### GIVEN INSTRUCTION
Print the records below word for word, but leave out the pictures.

### DATA ENTRIES
-.-.-

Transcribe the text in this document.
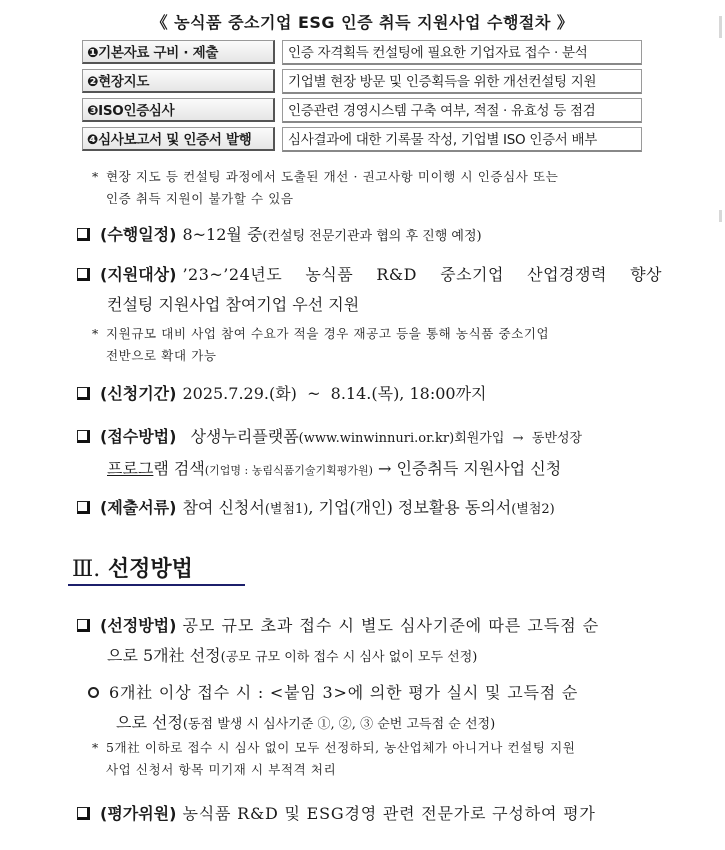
《 농식품 중소기업 ESG 인증 취득 지원사업 수행절차 》
❶기본자료 구비 · 제출	인증 자격획득 컨설팅에 필요한 기업자료 접수 · 분석
❷현장지도	기업별 현장 방문 및 인증획득을 위한 개선컨설팅 지원
❸ISO인증심사	인증관련 경영시스템 구축 여부, 적절 · 유효성 등 점검
❹심사보고서 및 인증서 발행	심사결과에 대한 기록물 작성, 기업별 ISO 인증서 배부
* 현장 지도 등 컨설팅 과정에서 도출된 개선 · 권고사항 미이행 시 인증심사 또는
인증 취득 지원이 불가할 수 있음
(수행일정) 8~12월 중(컨설팅 전문기관과 협의 후 진행 예정)
(지원대상) ’23~’24년도 농식품 R&D 중소기업 산업경쟁력 향상
컨설팅 지원사업 참여기업 우선 지원
* 지원규모 대비 사업 참여 수요가 적을 경우 재공고 등을 통해 농식품 중소기업
전반으로 확대 가능
(신청기간) 2025.7.29.(화)  ~  8.14.(목), 18:00까지
(접수방법) 상생누리플랫폼(www.winwinnuri.or.kr)회원가입  →  동반성장
프로그램 검색(기업명 : 농림식품기술기획평가원) → 인증취득 지원사업 신청
(제출서류) 참여 신청서(별첨1), 기업(개인) 정보활용 동의서(별첨2)
Ⅲ. 선정방법
(선정방법) 공모 규모 초과 접수 시 별도 심사기준에 따른 고득점 순
으로 5개社 선정(공모 규모 이하 접수 시 심사 없이 모두 선정)
6개社 이상 접수 시 : <붙임 3>에 의한 평가 실시 및 고득점 순
으로 선정(동점 발생 시 심사기준 ①, ②, ③ 순번 고득점 순 선정)
* 5개社 이하로 접수 시 심사 없이 모두 선정하되, 농산업체가 아니거나 컨설팅 지원
사업 신청서 항목 미기재 시 부적격 처리
(평가위원) 농식품 R&D 및 ESG경영 관련 전문가로 구성하여 평가
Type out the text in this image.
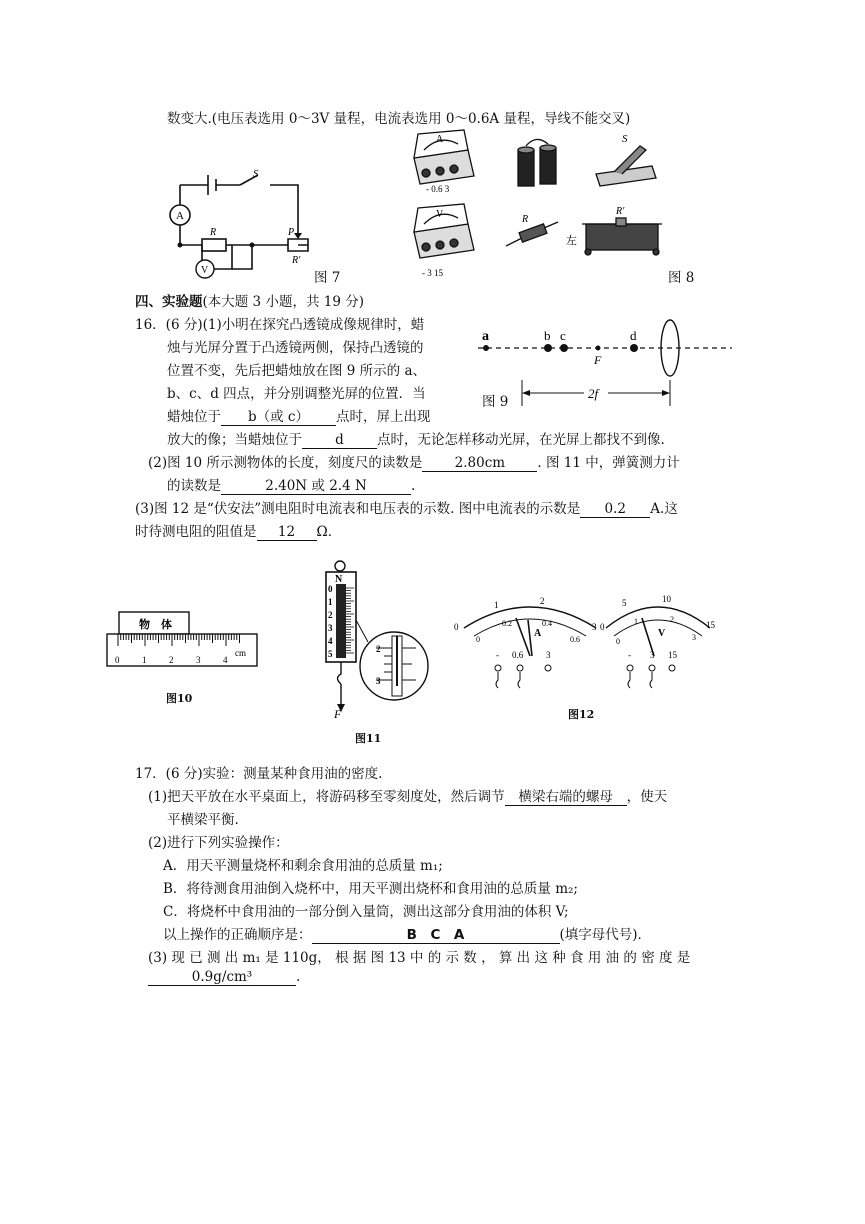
数变大.(电压表选用 0～3V 量程，电流表选用 0～0.6A 量程，导线不能交叉)
A
V
S
R	P
R′
图 7
A
- 0.6 3
V
- 3 15
S
R
R′
左
图 8
四、实验题(本大题 3 小题，共 19 分)
16．(6 分)(1)小明在探究凸透镜成像规律时，蜡
烛与光屏分置于凸透镜两侧，保持凸透镜的
位置不变，先后把蜡烛放在图 9 所示的 a、
b、c、d 四点，并分别调整光屏的位置．当
蜡烛位于 b（或 c） 点时，屏上出现
a	b c
F
d
2f
图 9
放大的像；当蜡烛位于 d 点时，无论怎样移动光屏，在光屏上都找不到像.
(2)图 10 所示测物体的长度，刻度尺的读数是 2.80cm . 图 11 中，弹簧测力计
的读数是	2.40N 或 2.4 N	.
(3)图 12 是“伏安法”测电阻时电流表和电压表的示数. 图中电流表的示数是 0.2 A.这
时待测电阻的阻值是 12 Ω．
物　体
cm
0	1	2	3	4
图10
N
0
1
2
3
4
5	2
3
F
图11
0
1	2
3
0
0.2	0.4
0.6
A
- 0.6	3
5	10
15
0
0
1	2
3
V
- 3 15
图12
17．(6 分)实验：测量某种食用油的密度.
(1)把天平放在水平桌面上，将游码移至零刻度处，然后调节 横梁右端的螺母 ，使天
平横梁平衡.
(2)进行下列实验操作：
A．用天平测量烧杯和剩余食用油的总质量 m₁;
B．将待测食用油倒入烧杯中，用天平测出烧杯和食用油的总质量 m₂;
C．将烧杯中食用油的一部分倒入量筒，测出这部分食用油的体积 V;
以上操作的正确顺序是：	B　C　A	(填字母代号)．
(3) 现 已 测 出 m₁ 是 110g， 根 据 图 13 中 的 示 数 ， 算 出 这 种 食 用 油 的 密 度 是
0.9g/cm³	.
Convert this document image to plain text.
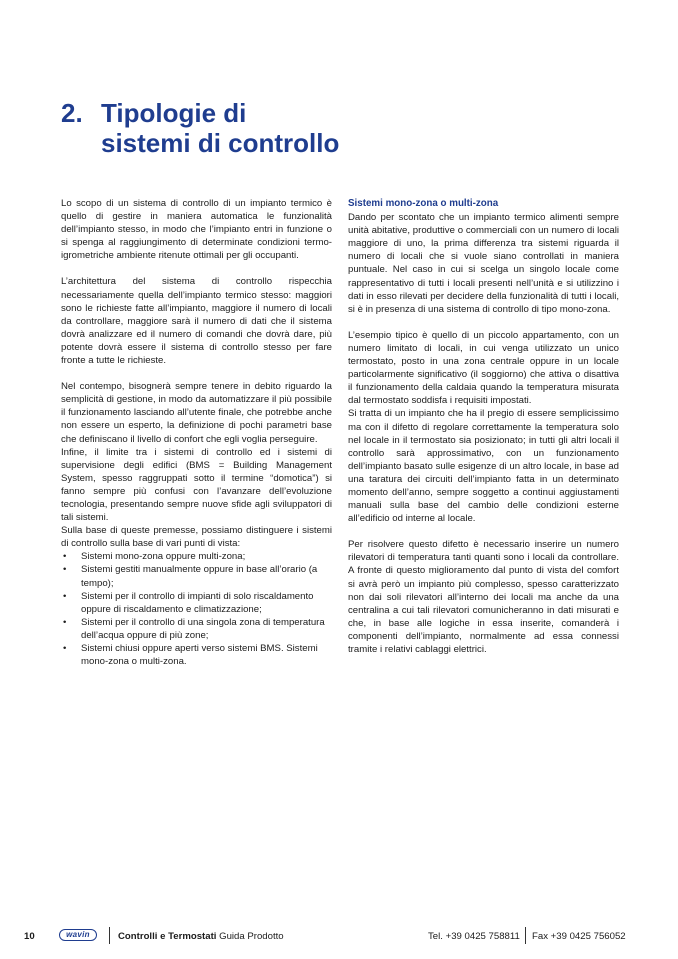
2. Tipologie di
sistemi di controllo

Lo scopo di un sistema di controllo di un impianto termico è quello di gestire in maniera automatica le funzionalità dell’impianto stesso, in modo che l’impianto entri in funzione o si spenga al raggiungimento di determinate condizioni termo-igrometriche ambiente ritenute ottimali per gli occupanti.

L’architettura del sistema di controllo rispecchia necessariamente quella dell’impianto termico stesso: maggiori sono le richieste fatte all’impianto, maggiore il numero di locali da controllare, maggiore sarà il numero di dati che il sistema dovrà analizzare ed il numero di comandi che dovrà dare, più potente dovrà essere il sistema di controllo stesso per fare fronte a tutte le richieste.

Nel contempo, bisognerà sempre tenere in debito riguardo la semplicità di gestione, in modo da automatizzare il più possibile il funzionamento lasciando all’utente finale, che potrebbe anche non essere un esperto, la definizione di pochi parametri base che definiscano il livello di confort che egli voglia perseguire.

Infine, il limite tra i sistemi di controllo ed i sistemi di supervisione degli edifici (BMS = Building Management System, spesso raggruppati sotto il termine “domotica”) si fanno sempre più confusi con l’avanzare dell’evoluzione tecnologia, presentando sempre nuove sfide agli sviluppatori di tali sistemi.

Sulla base di queste premesse, possiamo distinguere i sistemi di controllo sulla base di vari punti di vista:

• Sistemi mono-zona oppure multi-zona;
• Sistemi gestiti manualmente oppure in base all’orario (a tempo);
• Sistemi per il controllo di impianti di solo riscaldamento oppure di riscaldamento e climatizzazione;
• Sistemi per il controllo di una singola zona di temperatura dell’acqua oppure di più zone;
• Sistemi chiusi oppure aperti verso sistemi BMS. Sistemi mono-zona o multi-zona.
Sistemi mono-zona o multi-zona

Dando per scontato che un impianto termico alimenti sempre unità abitative, produttive o commerciali con un numero di locali maggiore di uno, la prima differenza tra sistemi riguarda il numero di locali che si vuole siano controllati in maniera puntuale. Nel caso in cui si scelga un singolo locale come rappresentativo di tutti i locali presenti nell’unità e si utilizzino i dati in esso rilevati per decidere della funzionalità di tutti i locali, si è in presenza di una sistema di controllo di tipo mono-zona.

L’esempio tipico è quello di un piccolo appartamento, con un numero limitato di locali, in cui venga utilizzato un unico termostato, posto in una zona centrale oppure in un locale particolarmente significativo (il soggiorno) che attiva o disattiva il funzionamento della caldaia quando la temperatura misurata dal termostato soddisfa i requisiti impostati.

Si tratta di un impianto che ha il pregio di essere semplicissimo ma con il difetto di regolare correttamente la temperatura solo nel locale in il termostato sia posizionato; in tutti gli altri locali il controllo sarà approssimativo, con un funzionamento dell’impianto basato sulle esigenze di un altro locale, in base ad una taratura dei circuiti dell’impianto fatta in un determinato momento dell’anno, sempre soggetto a continui aggiustamenti manuali sulla base del cambio delle condizioni esterne all’edificio od interne al locale.

Per risolvere questo difetto è necessario inserire un numero rilevatori di temperatura tanti quanti sono i locali da controllare. A fronte di questo miglioramento dal punto di vista del comfort si avrà però un impianto più complesso, spesso caratterizzato non dai soli rilevatori all’interno dei locali ma anche da una centralina a cui tali rilevatori comunicheranno in dati misurati e che, in base alle logiche in essa inserite, comanderà i componenti dell’impianto, normalmente ad essa connessi tramite i relativi cablaggi elettrici.

10	wavin	Controlli e Termostati Guida Prodotto	Tel. +39 0425 758811 Fax +39 0425 756052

-.-.-

### WRITTEN SOLUTION
Transcribe the text in this document.
《 농식품 중소기업 ESG 인증 취득 지원사업 수행절차 》
❶기본자료 구비 · 제출	인증 자격획득 컨설팅에 필요한 기업자료 접수 · 분석
❷현장지도	기업별 현장 방문 및 인증획득을 위한 개선컨설팅 지원
❸ISO인증심사	인증관련 경영시스템 구축 여부, 적절 · 유효성 등 점검
❹심사보고서 및 인증서 발행	심사결과에 대한 기록물 작성, 기업별 ISO 인증서 배부
* 현장 지도 등 컨설팅 과정에서 도출된 개선 · 권고사항 미이행 시 인증심사 또는
인증 취득 지원이 불가할 수 있음
(수행일정) 8~12월 중(컨설팅 전문기관과 협의 후 진행 예정)
(지원대상) ’23~’24년도 농식품 R&D 중소기업 산업경쟁력 향상
컨설팅 지원사업 참여기업 우선 지원
* 지원규모 대비 사업 참여 수요가 적을 경우 재공고 등을 통해 농식품 중소기업
전반으로 확대 가능
(신청기간) 2025.7.29.(화)  ~  8.14.(목), 18:00까지
(접수방법) 상생누리플랫폼(www.winwinnuri.or.kr)회원가입  →  동반성장
프로그램 검색(기업명 : 농림식품기술기획평가원) → 인증취득 지원사업 신청
(제출서류) 참여 신청서(별첨1), 기업(개인) 정보활용 동의서(별첨2)
Ⅲ. 선정방법
(선정방법) 공모 규모 초과 접수 시 별도 심사기준에 따른 고득점 순
으로 5개社 선정(공모 규모 이하 접수 시 심사 없이 모두 선정)
6개社 이상 접수 시 : <붙임 3>에 의한 평가 실시 및 고득점 순
으로 선정(동점 발생 시 심사기준 ①, ②, ③ 순번 고득점 순 선정)
* 5개社 이하로 접수 시 심사 없이 모두 선정하되, 농산업체가 아니거나 컨설팅 지원
사업 신청서 항목 미기재 시 부적격 처리
(평가위원) 농식품 R&D 및 ESG경영 관련 전문가로 구성하여 평가
Type out the text in this image.
数变大.(电压表选用 0～3V 量程，电流表选用 0～0.6A 量程，导线不能交叉)
A
V
S
R	P
R′
图 7
A
- 0.6 3
V
- 3 15
S
R
R′
左
图 8
四、实验题(本大题 3 小题，共 19 分)
16．(6 分)(1)小明在探究凸透镜成像规律时，蜡
烛与光屏分置于凸透镜两侧，保持凸透镜的
位置不变，先后把蜡烛放在图 9 所示的 a、
b、c、d 四点，并分别调整光屏的位置．当
蜡烛位于 b（或 c） 点时，屏上出现
a	b c
F
d
2f
图 9
放大的像；当蜡烛位于 d 点时，无论怎样移动光屏，在光屏上都找不到像.
(2)图 10 所示测物体的长度，刻度尺的读数是 2.80cm . 图 11 中，弹簧测力计
的读数是	2.40N 或 2.4 N	.
(3)图 12 是“伏安法”测电阻时电流表和电压表的示数. 图中电流表的示数是 0.2 A.这
时待测电阻的阻值是 12 Ω．
物　体
cm
0	1	2	3	4
图10
N
0
1
2
3
4
5	2
3
F
图11
0
1	2
3
0
0.2	0.4
0.6
A
- 0.6	3
5	10
15
0
0
1	2
3
V
- 3 15
图12
17．(6 分)实验：测量某种食用油的密度.
(1)把天平放在水平桌面上，将游码移至零刻度处，然后调节 横梁右端的螺母 ，使天
平横梁平衡.
(2)进行下列实验操作：
A．用天平测量烧杯和剩余食用油的总质量 m₁;
B．将待测食用油倒入烧杯中，用天平测出烧杯和食用油的总质量 m₂;
C．将烧杯中食用油的一部分倒入量筒，测出这部分食用油的体积 V;
以上操作的正确顺序是：	B　C　A	(填字母代号)．
(3) 现 已 测 出 m₁ 是 110g， 根 据 图 13 中 的 示 数 ， 算 出 这 种 食 用 油 的 密 度 是
0.9g/cm³	.
Convert this document image to plain text.
2. Tipologie di
sistemi di controllo

Lo scopo di un sistema di controllo di un impianto termico è quello di gestire in maniera automatica le funzionalità dell’impianto stesso, in modo che l’impianto entri in funzione o si spenga al raggiungimento di determinate condizioni termo-igrometriche ambiente ritenute ottimali per gli occupanti.

L’architettura del sistema di controllo rispecchia necessariamente quella dell’impianto termico stesso: maggiori sono le richieste fatte all’impianto, maggiore il numero di locali da controllare, maggiore sarà il numero di dati che il sistema dovrà analizzare ed il numero di comandi che dovrà dare, più potente dovrà essere il sistema di controllo stesso per fare fronte a tutte le richieste.

Nel contempo, bisognerà sempre tenere in debito riguardo la semplicità di gestione, in modo da automatizzare il più possibile il funzionamento lasciando all’utente finale, che potrebbe anche non essere un esperto, la definizione di pochi parametri base che definiscano il livello di confort che egli voglia perseguire.

Infine, il limite tra i sistemi di controllo ed i sistemi di supervisione degli edifici (BMS = Building Management System, spesso raggruppati sotto il termine “domotica”) si fanno sempre più confusi con l’avanzare dell’evoluzione tecnologia, presentando sempre nuove sfide agli sviluppatori di tali sistemi.

Sulla base di queste premesse, possiamo distinguere i sistemi di controllo sulla base di vari punti di vista:

• Sistemi mono-zona oppure multi-zona;
• Sistemi gestiti manualmente oppure in base all’orario (a tempo);
• Sistemi per il controllo di impianti di solo riscaldamento oppure di riscaldamento e climatizzazione;
• Sistemi per il controllo di una singola zona di temperatura dell’acqua oppure di più zone;
• Sistemi chiusi oppure aperti verso sistemi BMS. Sistemi mono-zona o multi-zona.
Sistemi mono-zona o multi-zona

Dando per scontato che un impianto termico alimenti sempre unità abitative, produttive o commerciali con un numero di locali maggiore di uno, la prima differenza tra sistemi riguarda il numero di locali che si vuole siano controllati in maniera puntuale. Nel caso in cui si scelga un singolo locale come rappresentativo di tutti i locali presenti nell’unità e si utilizzino i dati in esso rilevati per decidere della funzionalità di tutti i locali, si è in presenza di una sistema di controllo di tipo mono-zona.

L’esempio tipico è quello di un piccolo appartamento, con un numero limitato di locali, in cui venga utilizzato un unico termostato, posto in una zona centrale oppure in un locale particolarmente significativo (il soggiorno) che attiva o disattiva il funzionamento della caldaia quando la temperatura misurata dal termostato soddisfa i requisiti impostati.

Si tratta di un impianto che ha il pregio di essere semplicissimo ma con il difetto di regolare correttamente la temperatura solo nel locale in il termostato sia posizionato; in tutti gli altri locali il controllo sarà approssimativo, con un funzionamento dell’impianto basato sulle esigenze di un altro locale, in base ad una taratura dei circuiti dell’impianto fatta in un determinato momento dell’anno, sempre soggetto a continui aggiustamenti manuali sulla base del cambio delle condizioni esterne all’edificio od interne al locale.

Per risolvere questo difetto è necessario inserire un numero rilevatori di temperatura tanti quanti sono i locali da controllare. A fronte di questo miglioramento dal punto di vista del comfort si avrà però un impianto più complesso, spesso caratterizzato non dai soli rilevatori all’interno dei locali ma anche da una centralina a cui tali rilevatori comunicheranno in dati misurati e che, in base alle logiche in essa inserite, comanderà i componenti dell’impianto, normalmente ad essa connessi tramite i relativi cablaggi elettrici.

10	wavin	Controlli e Termostati Guida Prodotto	Tel. +39 0425 758811 Fax +39 0425 756052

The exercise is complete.